Search the records for the word "janeiro" and report each line that has it.

--- Start of Provided data ---

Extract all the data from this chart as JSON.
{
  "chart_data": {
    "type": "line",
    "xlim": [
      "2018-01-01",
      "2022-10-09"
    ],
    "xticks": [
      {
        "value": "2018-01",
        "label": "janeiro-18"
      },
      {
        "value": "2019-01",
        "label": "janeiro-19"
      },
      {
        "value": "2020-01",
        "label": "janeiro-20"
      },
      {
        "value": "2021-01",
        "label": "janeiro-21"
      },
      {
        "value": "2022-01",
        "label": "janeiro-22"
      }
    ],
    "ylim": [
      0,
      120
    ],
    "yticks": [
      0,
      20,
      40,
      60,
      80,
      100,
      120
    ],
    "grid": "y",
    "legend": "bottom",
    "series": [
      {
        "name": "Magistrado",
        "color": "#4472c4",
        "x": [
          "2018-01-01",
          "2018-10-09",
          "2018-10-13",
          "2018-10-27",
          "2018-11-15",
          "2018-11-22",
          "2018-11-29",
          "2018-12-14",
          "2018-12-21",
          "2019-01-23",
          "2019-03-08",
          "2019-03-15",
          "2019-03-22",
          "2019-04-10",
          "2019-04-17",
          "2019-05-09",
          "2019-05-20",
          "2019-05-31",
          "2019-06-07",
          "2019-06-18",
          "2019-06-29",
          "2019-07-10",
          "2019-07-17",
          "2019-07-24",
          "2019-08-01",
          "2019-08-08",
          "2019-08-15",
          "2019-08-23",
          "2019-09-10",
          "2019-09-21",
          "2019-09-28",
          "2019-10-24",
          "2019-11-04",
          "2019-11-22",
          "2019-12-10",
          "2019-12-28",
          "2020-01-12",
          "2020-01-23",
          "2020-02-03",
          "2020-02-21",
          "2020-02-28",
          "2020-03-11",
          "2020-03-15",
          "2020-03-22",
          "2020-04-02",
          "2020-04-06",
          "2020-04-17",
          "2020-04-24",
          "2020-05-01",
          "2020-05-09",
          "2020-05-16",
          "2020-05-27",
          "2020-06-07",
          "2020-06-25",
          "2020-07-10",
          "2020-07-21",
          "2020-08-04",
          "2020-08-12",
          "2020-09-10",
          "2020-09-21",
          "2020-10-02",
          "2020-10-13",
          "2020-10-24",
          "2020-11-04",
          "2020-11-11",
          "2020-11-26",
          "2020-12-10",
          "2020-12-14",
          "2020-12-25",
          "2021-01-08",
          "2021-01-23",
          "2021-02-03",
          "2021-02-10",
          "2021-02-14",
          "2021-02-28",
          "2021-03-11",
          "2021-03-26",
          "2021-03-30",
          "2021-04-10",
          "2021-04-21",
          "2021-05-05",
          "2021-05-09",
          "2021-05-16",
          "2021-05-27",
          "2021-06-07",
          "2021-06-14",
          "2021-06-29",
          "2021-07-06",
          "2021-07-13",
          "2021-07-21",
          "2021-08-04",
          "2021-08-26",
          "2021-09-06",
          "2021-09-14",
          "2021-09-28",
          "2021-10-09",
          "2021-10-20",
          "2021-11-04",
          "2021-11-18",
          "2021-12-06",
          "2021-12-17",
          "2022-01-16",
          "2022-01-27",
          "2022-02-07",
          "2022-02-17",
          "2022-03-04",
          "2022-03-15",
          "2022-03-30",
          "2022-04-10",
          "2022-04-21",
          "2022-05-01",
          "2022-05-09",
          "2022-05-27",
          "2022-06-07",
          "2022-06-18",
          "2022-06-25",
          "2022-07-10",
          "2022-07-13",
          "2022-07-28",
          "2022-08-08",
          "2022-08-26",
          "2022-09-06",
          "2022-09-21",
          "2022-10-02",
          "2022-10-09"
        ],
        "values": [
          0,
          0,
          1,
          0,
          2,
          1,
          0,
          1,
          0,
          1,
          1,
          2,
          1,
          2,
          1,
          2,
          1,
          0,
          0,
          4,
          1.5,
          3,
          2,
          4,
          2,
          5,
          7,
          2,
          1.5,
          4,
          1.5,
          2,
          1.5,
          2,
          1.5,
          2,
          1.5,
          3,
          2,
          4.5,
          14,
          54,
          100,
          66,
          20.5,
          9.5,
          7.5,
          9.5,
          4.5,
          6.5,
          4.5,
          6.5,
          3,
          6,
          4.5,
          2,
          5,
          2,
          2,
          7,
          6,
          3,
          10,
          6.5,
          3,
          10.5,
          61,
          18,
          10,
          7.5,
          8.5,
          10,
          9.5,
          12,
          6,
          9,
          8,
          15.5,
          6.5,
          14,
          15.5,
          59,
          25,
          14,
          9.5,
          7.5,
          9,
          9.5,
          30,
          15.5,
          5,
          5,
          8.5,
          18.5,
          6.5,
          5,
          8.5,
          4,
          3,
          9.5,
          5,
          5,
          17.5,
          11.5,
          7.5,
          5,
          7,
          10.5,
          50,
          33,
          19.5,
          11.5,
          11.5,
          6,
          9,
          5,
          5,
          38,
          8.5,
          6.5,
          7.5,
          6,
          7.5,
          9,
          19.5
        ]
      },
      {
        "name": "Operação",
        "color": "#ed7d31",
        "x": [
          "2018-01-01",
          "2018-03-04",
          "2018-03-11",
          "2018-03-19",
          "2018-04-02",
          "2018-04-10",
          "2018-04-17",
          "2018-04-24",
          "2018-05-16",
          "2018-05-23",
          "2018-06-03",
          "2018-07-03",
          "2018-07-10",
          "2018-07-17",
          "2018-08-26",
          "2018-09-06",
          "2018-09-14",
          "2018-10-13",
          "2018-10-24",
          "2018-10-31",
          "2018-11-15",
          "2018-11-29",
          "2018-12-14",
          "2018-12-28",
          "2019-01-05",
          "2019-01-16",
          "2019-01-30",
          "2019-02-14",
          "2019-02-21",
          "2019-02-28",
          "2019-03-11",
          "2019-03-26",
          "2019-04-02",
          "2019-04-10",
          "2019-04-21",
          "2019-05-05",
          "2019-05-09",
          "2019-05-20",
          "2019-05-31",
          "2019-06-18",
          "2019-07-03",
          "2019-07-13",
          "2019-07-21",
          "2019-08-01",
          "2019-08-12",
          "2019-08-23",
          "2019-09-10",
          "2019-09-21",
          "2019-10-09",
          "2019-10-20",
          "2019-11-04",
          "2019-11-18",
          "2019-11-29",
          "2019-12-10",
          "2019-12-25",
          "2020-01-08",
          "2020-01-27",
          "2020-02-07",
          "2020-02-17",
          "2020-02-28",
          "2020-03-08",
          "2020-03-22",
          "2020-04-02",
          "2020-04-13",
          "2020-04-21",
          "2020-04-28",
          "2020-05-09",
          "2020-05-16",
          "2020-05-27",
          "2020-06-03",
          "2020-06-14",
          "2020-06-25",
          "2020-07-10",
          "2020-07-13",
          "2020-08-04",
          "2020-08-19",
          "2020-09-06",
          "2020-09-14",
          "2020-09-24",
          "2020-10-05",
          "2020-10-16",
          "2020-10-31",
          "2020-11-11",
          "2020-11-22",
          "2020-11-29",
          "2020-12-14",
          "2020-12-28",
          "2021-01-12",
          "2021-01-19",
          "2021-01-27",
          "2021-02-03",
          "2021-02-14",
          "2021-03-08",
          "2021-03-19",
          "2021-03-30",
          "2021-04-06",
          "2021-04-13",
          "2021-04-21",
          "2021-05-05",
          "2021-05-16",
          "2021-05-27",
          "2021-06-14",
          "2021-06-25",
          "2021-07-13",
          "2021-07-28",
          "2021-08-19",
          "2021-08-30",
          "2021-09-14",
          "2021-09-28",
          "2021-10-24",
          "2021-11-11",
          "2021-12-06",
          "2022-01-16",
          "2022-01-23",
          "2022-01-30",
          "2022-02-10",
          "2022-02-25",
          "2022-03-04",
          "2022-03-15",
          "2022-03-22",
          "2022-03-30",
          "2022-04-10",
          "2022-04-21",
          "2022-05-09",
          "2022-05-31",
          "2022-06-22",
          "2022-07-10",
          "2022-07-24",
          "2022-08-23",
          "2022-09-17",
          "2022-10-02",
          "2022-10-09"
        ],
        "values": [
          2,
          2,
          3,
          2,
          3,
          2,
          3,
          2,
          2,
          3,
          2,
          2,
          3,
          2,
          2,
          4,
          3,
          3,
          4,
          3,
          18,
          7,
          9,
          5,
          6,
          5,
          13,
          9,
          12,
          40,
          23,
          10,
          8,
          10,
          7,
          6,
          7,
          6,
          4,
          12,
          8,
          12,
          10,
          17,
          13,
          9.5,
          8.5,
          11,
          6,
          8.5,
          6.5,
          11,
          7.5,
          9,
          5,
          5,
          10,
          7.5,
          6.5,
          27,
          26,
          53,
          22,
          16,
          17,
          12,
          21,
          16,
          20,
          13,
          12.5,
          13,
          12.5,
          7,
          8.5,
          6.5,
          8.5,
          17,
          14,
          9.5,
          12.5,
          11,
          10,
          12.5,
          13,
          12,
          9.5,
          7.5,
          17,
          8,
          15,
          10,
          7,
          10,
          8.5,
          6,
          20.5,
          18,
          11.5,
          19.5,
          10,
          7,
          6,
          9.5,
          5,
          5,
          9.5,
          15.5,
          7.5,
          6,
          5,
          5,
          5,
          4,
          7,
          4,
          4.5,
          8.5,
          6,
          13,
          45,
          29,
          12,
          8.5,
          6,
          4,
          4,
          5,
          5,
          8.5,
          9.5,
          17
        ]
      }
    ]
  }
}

--- End of Provided data ---

— Output of the task —
        "label": "janeiro-18"
        "label": "janeiro-19"
        "label": "janeiro-20"
        "label": "janeiro-21"
        "label": "janeiro-22"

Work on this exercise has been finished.